*** Passage provided ***

As they had prior to Operation Husky in Sicily, Allied counter-intelligence put false documents showing plans for an invasion across the Dover Straits on the body of a dead Briton and planted the corpse on the French coast. In January 1944, Abwehr agents in England—they had all been caught and “doubled”—began filing “intelligence reports” with controllers in Berlin about the Allied build-up along the Dover Straits. For weeks before D-Day, bridges, road intersections, and rail lines in and around Calais were bombed far more heavily than similar targets in Normandy. And though they did not know the true invasion site until the last minute, French resistance cells were repeatedly told to collect detailed intelligence on German dispositions near Calais.
Adding to German uncertainty was their lack of aerial or naval intelligence. Although nine
Kriegsmarine
E-boats managed to torpedo three LSTs—and kill 749 U.S. soldiers and sailors—during an Overlord training exercise at Slapton Sands on 29 April, the German naval command at Cherbourg didn't connect the event with preparations for an invasion at Normandy.
The Luftwaffe was likewise flying blind when it came to what was taking place just across the Channel. The build-up for Overlord would have been impossible to miss from the air: 6,500 ships and landing craft jammed into every port and anchorage from Falmouth in the south to Brighton in the north; more than 125 airfields—many of them brand-new—swarming with 12,000 Allied aircraft; nearly 500 miles of new railroad track jammed with hundreds of thousands of packed freight cars; and nearly a million American, British, and Canadian troops crammed into cantonments all over southeastern England.

*** End of Passage provided ***
*** Source material ***

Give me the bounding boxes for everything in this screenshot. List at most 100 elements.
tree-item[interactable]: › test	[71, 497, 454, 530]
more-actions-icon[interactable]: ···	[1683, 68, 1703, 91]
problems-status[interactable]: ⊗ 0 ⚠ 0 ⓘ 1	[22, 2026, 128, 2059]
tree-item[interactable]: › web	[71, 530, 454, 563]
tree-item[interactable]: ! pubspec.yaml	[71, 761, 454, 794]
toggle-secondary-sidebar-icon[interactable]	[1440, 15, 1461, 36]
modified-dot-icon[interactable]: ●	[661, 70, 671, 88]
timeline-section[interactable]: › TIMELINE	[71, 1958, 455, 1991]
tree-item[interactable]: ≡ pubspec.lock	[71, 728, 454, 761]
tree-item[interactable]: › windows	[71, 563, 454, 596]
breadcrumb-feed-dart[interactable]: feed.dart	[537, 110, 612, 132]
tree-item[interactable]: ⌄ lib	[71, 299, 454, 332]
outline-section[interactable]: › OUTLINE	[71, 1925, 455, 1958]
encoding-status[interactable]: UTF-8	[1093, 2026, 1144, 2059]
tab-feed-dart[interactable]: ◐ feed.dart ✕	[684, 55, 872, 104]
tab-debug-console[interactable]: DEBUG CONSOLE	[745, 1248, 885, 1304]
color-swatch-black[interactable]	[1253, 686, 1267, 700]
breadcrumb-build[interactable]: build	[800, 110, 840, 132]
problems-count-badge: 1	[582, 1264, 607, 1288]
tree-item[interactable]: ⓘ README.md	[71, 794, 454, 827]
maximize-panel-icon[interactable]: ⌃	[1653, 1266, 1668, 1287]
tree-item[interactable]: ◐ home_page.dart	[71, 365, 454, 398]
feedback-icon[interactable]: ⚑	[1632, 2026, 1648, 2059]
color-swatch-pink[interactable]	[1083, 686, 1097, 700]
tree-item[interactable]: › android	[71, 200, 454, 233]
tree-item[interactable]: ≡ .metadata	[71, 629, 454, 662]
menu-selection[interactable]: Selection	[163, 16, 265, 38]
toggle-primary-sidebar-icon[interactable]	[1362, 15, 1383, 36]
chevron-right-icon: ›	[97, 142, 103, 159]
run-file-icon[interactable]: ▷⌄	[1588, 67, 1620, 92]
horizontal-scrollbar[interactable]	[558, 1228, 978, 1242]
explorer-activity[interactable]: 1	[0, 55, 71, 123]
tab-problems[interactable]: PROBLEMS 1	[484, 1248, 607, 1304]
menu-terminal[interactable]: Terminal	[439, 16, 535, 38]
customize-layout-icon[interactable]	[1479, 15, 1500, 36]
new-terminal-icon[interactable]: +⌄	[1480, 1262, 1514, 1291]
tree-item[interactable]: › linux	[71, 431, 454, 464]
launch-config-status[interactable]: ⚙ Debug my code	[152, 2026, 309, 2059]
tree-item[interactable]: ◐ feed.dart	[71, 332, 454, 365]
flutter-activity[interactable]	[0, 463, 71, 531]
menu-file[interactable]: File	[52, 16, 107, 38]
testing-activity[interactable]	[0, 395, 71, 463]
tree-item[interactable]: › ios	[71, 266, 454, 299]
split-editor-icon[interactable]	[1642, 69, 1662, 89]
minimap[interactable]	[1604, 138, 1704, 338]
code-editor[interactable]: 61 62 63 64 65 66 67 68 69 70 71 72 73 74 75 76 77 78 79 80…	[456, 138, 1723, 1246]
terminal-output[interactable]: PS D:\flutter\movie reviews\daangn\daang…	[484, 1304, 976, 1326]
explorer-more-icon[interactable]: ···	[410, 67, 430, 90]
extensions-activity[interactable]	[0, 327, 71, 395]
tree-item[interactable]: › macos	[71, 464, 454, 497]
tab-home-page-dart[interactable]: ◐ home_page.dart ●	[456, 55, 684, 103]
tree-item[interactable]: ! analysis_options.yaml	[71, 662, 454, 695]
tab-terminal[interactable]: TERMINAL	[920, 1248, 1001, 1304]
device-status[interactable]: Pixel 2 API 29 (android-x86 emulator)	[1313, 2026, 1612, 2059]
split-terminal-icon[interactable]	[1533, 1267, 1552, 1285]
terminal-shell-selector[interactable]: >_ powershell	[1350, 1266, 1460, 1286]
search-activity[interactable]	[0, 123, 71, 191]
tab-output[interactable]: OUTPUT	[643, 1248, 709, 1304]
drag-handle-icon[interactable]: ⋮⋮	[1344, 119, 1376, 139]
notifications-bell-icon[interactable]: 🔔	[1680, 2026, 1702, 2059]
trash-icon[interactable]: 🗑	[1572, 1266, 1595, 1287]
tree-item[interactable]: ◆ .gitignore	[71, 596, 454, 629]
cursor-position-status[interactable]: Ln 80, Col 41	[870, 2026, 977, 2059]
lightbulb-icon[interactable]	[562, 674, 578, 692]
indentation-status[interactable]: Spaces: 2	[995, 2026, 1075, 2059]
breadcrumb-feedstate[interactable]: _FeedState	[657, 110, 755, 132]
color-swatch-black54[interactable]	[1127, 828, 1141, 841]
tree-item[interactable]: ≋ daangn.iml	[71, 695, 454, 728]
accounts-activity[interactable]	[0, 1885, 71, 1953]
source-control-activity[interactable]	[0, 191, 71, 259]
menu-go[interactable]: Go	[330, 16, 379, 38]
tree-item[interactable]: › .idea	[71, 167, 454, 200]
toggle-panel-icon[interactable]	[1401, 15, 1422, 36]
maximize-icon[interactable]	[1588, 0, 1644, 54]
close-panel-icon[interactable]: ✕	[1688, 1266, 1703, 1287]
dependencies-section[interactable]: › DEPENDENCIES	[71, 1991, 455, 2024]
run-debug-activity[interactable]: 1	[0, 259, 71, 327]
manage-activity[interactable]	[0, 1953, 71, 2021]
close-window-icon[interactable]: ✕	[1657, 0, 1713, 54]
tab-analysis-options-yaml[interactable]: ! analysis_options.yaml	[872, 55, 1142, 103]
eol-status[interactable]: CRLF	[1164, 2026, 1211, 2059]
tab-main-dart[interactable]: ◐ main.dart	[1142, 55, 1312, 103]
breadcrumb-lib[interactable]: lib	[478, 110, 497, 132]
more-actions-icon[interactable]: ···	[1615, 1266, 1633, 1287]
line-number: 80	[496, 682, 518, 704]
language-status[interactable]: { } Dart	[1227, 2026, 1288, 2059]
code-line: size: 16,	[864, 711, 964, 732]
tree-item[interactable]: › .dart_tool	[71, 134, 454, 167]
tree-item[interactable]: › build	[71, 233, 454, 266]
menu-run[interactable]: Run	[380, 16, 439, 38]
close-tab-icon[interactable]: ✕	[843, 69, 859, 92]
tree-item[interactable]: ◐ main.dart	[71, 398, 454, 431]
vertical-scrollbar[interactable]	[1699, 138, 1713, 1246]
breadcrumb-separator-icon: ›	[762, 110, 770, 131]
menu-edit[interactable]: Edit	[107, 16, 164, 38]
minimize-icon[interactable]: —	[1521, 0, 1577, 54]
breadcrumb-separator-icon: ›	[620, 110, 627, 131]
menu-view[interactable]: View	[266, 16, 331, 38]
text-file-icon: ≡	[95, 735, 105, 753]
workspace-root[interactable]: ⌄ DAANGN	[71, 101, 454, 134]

*** End of Source material ***

# Work to complete:
**a)** According to the passage on German intelligence before D-Day, how many U.S. soldiers and sailors were killed when E-boats torpedoed three LSTs at Slapton Sands?
**b)** Continue the passage on German intelligence failures before D-Day, starting after its final sentence.

# Answer section:
**a)** 749

**b)**
All of this would have been visible from the air. But the Luftwaffe, with only 475 combat-effective aircraft left in France, had long ago been driven from the skies over England. From January 1944 to D-Day, fewer than thirty-five German aircraft survived the flight from France to England and back again.
 
General Eisenhower addressing troops before Operation Overlord.
Unwilling to trust deception and surprise alone, Eisenhower ordered that the approaches to the beachhead be sealed off just before the landings. Starting ninety-six hours before D-Day, thousands of American and British fighters and bombers swept over the French countryside, attacking every train, truck, bridge, or vehicle they could find. Though the Germans had by June become masters of camouflage, the aerial attacks were devastating.
By 4 June 1944, Gen. Eisenhower, Gen. Montgomery, Lt. Gen. Omar Bradley, and Gen. Miles Dempsey—the senior Allied commanders—had visited every assault unit scheduled to land at H-Hour in Normandy, a total of more than 160,000 troops. Their visits were an encouragement to those about to undertake one of the most difficult operations in history: an amphibious attack against the most heavily defended coastline in the world.
The British 3rd and Canadian 3rd Infantry Divisions—along with the 40th and 48th Royal Marine Commandos—would land on the far left at Juno, closest to Caen. Gold Beach would be assaulted by the British 50th Infantry Division, while the 56th Brigade of Royal Marine Commandos would attack near Arromanches. The American 1st and 29th Infantry Divisions and the 2nd Ranger Battalion would take Omaha beach, and Utah
would be seized by the 4th Infantry Division—followed by the 9th and 90th in order to seal off the Cotentin Peninsula.
High winds and seas and low clouds forced the assault—originally scheduled for 5 June—to be postponed for twenty-four hours. General Erwin Rommel, convinced by his meteorologists that the weather was too poor for any kind of action on the coast of France, left for a short leave in Germany. He brought with him a pair of French shoes for his wife's birthday on 6 June.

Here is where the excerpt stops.